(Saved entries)
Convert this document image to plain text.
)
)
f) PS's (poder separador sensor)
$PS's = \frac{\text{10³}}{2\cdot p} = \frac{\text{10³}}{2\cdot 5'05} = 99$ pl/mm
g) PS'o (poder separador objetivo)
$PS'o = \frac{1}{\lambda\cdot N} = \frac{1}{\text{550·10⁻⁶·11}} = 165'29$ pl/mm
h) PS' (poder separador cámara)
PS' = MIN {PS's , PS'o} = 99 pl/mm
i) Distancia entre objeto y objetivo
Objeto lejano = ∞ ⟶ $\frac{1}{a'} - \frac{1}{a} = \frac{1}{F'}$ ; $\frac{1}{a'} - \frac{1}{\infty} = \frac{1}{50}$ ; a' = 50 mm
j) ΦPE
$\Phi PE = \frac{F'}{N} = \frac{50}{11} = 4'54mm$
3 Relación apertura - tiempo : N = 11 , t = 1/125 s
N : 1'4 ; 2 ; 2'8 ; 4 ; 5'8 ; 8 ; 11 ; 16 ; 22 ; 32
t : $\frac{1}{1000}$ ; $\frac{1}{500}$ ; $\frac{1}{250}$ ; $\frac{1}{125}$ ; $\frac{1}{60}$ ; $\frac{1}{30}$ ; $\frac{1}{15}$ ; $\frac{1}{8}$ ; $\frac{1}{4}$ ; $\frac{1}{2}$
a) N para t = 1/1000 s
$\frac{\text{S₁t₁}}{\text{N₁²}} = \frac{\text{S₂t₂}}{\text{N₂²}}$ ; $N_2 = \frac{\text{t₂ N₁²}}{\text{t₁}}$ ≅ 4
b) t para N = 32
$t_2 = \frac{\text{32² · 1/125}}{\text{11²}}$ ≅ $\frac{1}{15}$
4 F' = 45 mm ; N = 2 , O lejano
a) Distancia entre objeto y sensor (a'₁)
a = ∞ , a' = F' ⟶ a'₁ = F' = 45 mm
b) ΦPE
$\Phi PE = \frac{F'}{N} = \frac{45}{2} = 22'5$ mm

**YOUR INSTRUCTIONS:** Report each line in the data that holds the word "objetivo".

**EXERCISE SOLUTION:**
g) PS'o (poder separador objetivo)
i) Distancia entre objeto y objetivo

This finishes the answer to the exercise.